Copy every line of the records below that holds the word "Kopenhagen".

Records for the exercise:
>> Start

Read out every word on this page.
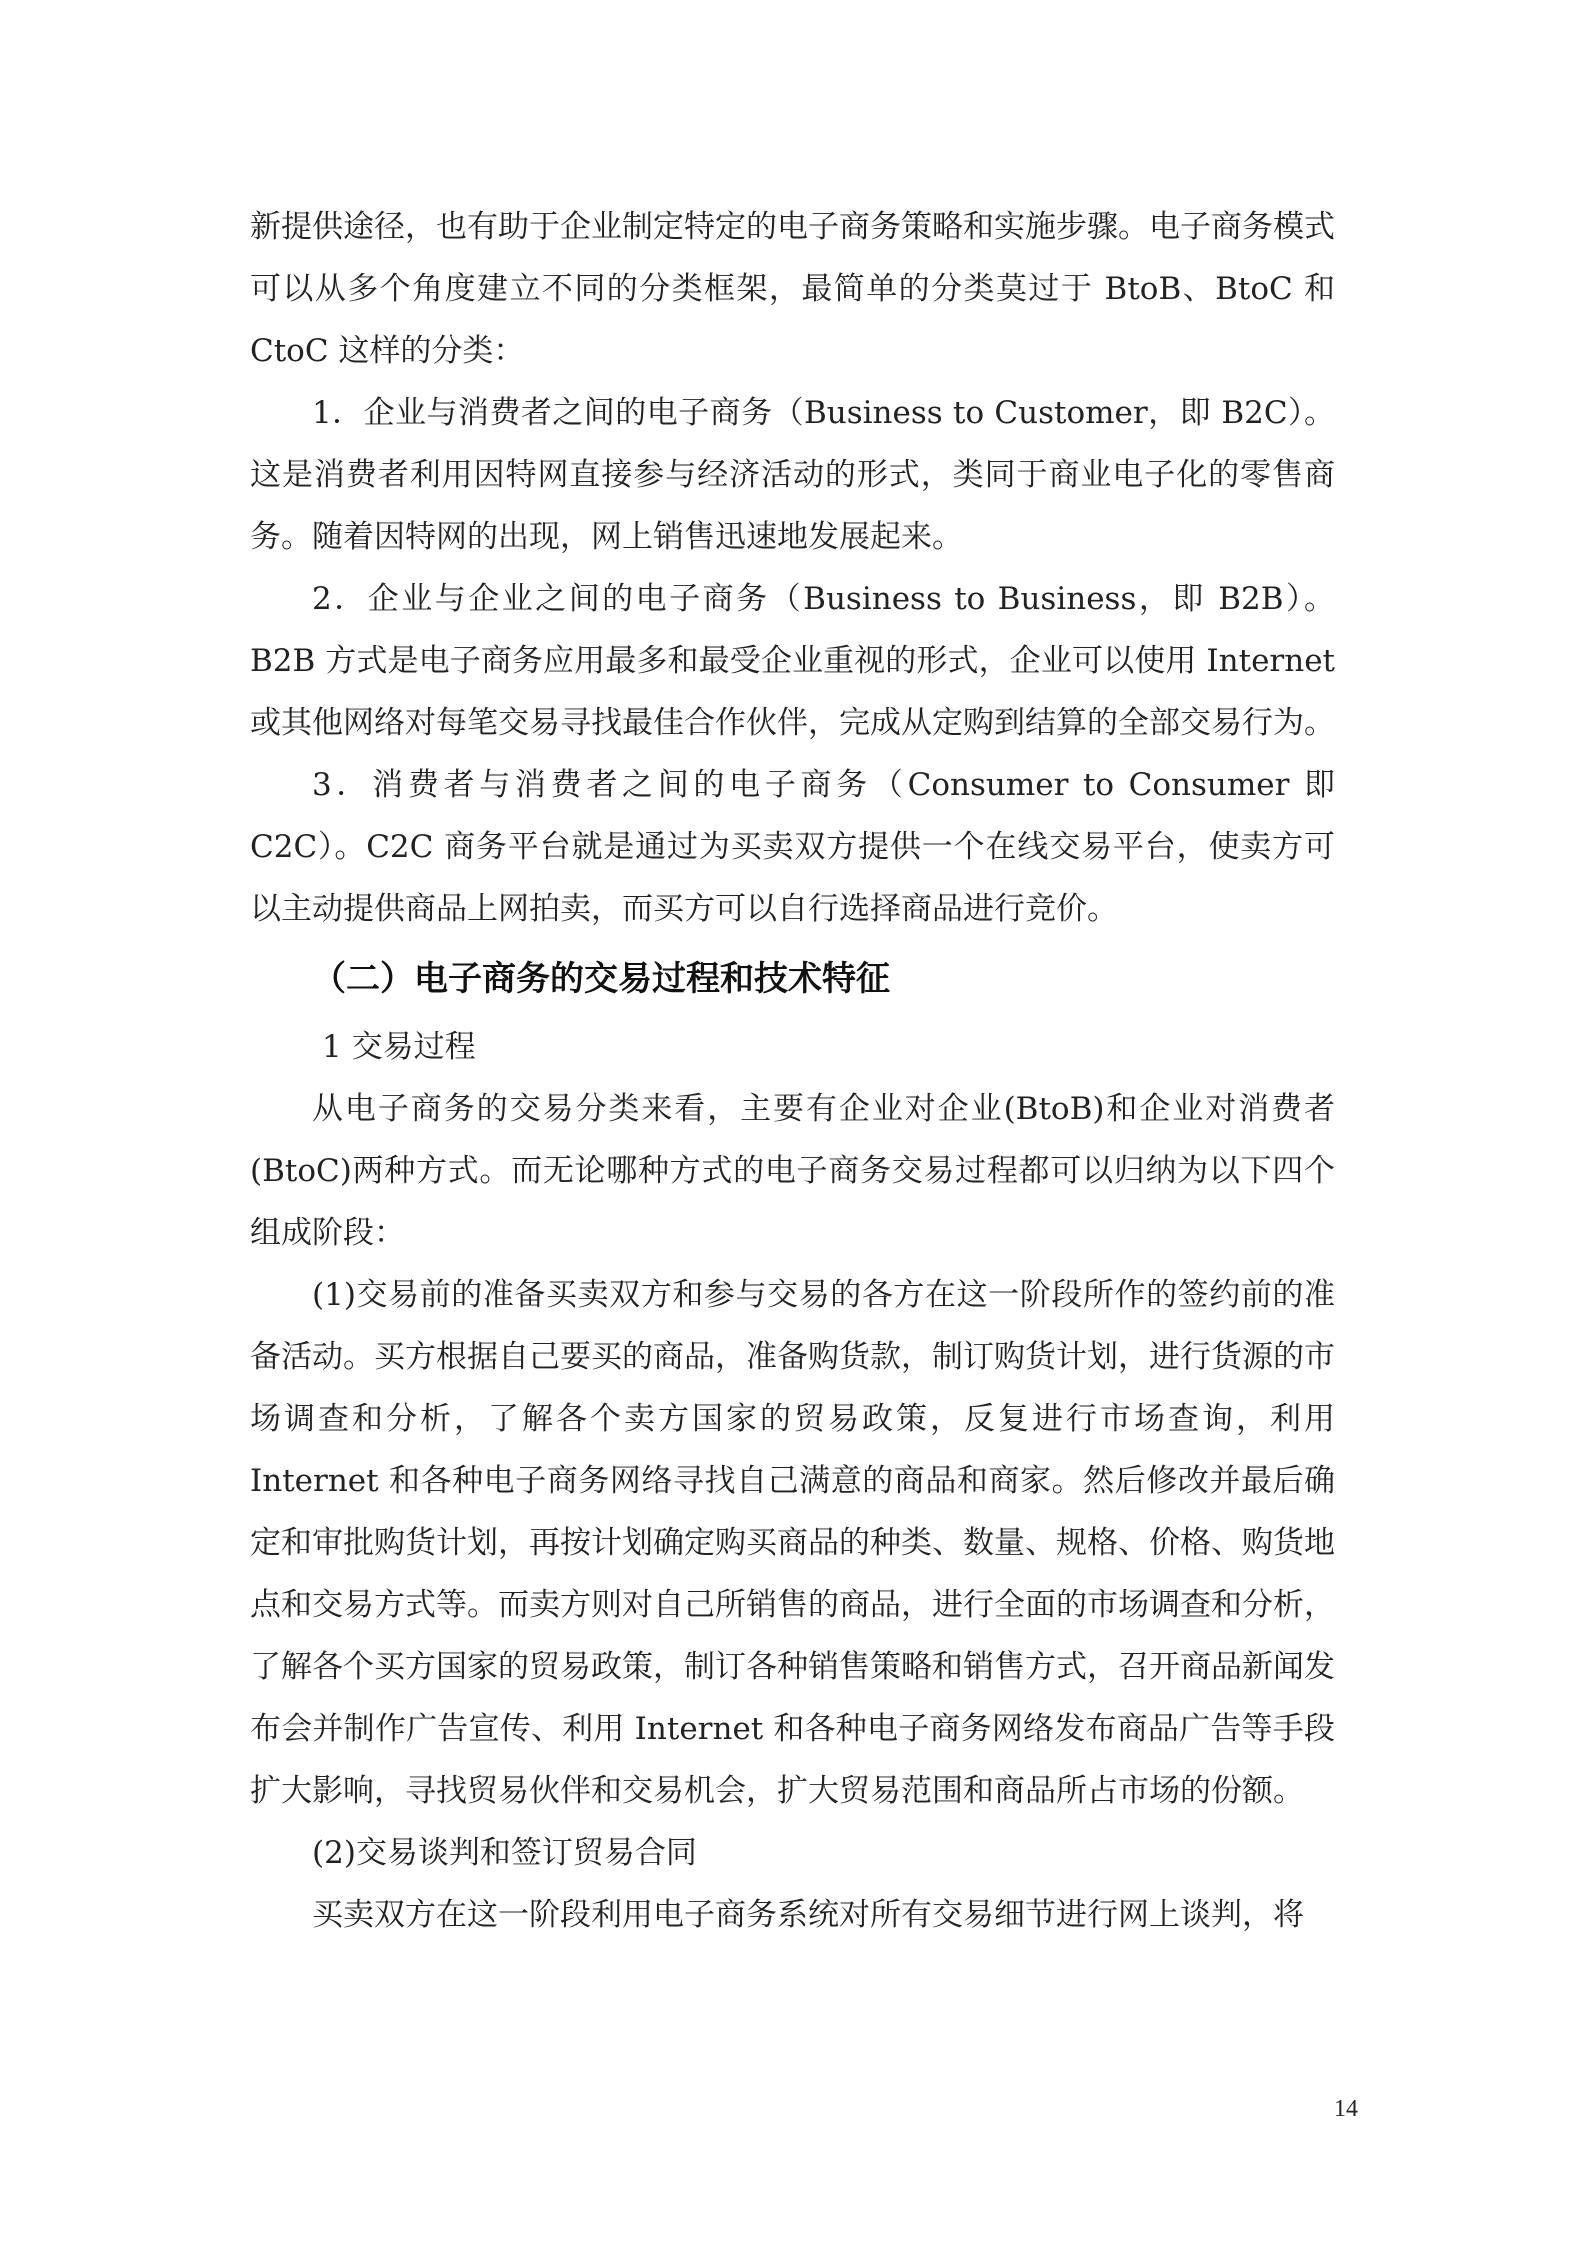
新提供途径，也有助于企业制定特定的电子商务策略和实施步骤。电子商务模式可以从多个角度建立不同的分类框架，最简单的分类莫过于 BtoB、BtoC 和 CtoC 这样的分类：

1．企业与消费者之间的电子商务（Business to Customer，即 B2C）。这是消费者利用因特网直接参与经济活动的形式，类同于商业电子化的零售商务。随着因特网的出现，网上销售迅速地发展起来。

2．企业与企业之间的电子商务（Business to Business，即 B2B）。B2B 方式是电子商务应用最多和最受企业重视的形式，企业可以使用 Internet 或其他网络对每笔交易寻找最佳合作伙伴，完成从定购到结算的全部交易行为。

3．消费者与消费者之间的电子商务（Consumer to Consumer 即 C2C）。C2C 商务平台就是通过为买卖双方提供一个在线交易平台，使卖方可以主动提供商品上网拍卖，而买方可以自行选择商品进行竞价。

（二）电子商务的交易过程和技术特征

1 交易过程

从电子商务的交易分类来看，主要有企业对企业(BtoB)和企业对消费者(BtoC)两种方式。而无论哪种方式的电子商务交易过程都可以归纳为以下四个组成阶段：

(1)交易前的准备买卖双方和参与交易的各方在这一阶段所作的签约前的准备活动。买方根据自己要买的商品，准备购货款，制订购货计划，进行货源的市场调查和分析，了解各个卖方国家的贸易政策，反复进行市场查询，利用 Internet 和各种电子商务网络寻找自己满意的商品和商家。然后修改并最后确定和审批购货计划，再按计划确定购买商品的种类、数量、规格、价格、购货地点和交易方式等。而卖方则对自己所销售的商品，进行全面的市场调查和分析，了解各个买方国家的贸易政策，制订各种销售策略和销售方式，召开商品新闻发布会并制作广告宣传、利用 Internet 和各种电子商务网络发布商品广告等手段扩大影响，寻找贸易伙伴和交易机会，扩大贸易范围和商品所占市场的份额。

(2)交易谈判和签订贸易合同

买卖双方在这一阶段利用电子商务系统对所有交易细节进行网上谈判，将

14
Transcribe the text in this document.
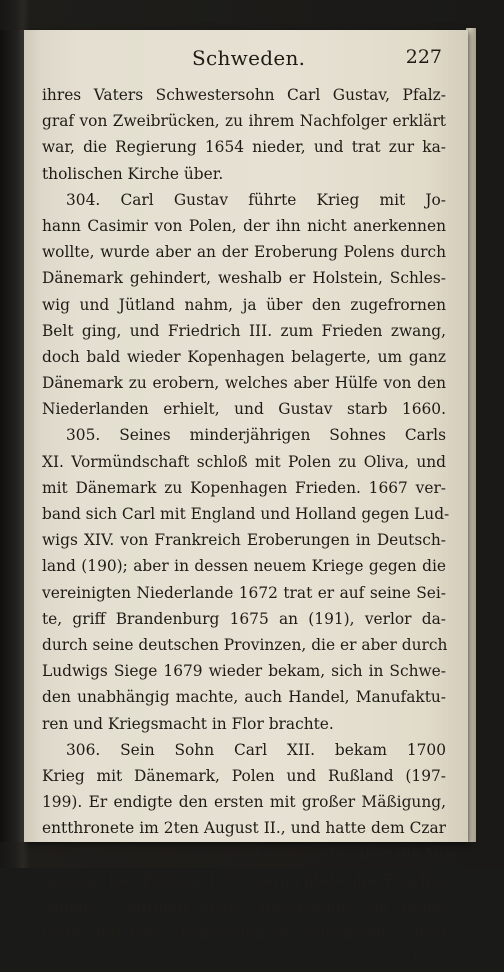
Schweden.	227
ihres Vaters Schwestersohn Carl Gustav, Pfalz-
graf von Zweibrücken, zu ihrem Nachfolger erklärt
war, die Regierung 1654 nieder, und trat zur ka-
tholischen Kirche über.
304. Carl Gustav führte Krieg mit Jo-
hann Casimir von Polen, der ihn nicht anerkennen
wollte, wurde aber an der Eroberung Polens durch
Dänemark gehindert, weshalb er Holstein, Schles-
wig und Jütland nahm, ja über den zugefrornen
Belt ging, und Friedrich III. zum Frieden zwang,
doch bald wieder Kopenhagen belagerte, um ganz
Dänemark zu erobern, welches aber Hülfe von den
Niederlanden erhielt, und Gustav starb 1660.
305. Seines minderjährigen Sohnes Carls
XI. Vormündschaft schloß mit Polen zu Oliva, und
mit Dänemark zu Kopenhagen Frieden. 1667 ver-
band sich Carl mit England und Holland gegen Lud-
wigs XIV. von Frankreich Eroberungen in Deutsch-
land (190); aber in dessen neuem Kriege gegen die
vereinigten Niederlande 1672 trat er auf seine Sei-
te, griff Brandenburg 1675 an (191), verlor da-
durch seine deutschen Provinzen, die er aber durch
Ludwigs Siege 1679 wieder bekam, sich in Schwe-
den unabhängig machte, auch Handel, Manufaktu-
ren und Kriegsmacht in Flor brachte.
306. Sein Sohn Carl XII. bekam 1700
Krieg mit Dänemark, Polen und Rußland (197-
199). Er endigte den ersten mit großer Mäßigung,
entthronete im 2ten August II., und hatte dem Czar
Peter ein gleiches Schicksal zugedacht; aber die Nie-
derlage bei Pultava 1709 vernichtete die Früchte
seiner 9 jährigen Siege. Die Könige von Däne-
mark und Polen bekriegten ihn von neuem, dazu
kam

>> End

Problem solution:
doch bald wieder Kopenhagen belagerte, um ganz
mit Dänemark zu Kopenhagen Frieden. 1667 ver-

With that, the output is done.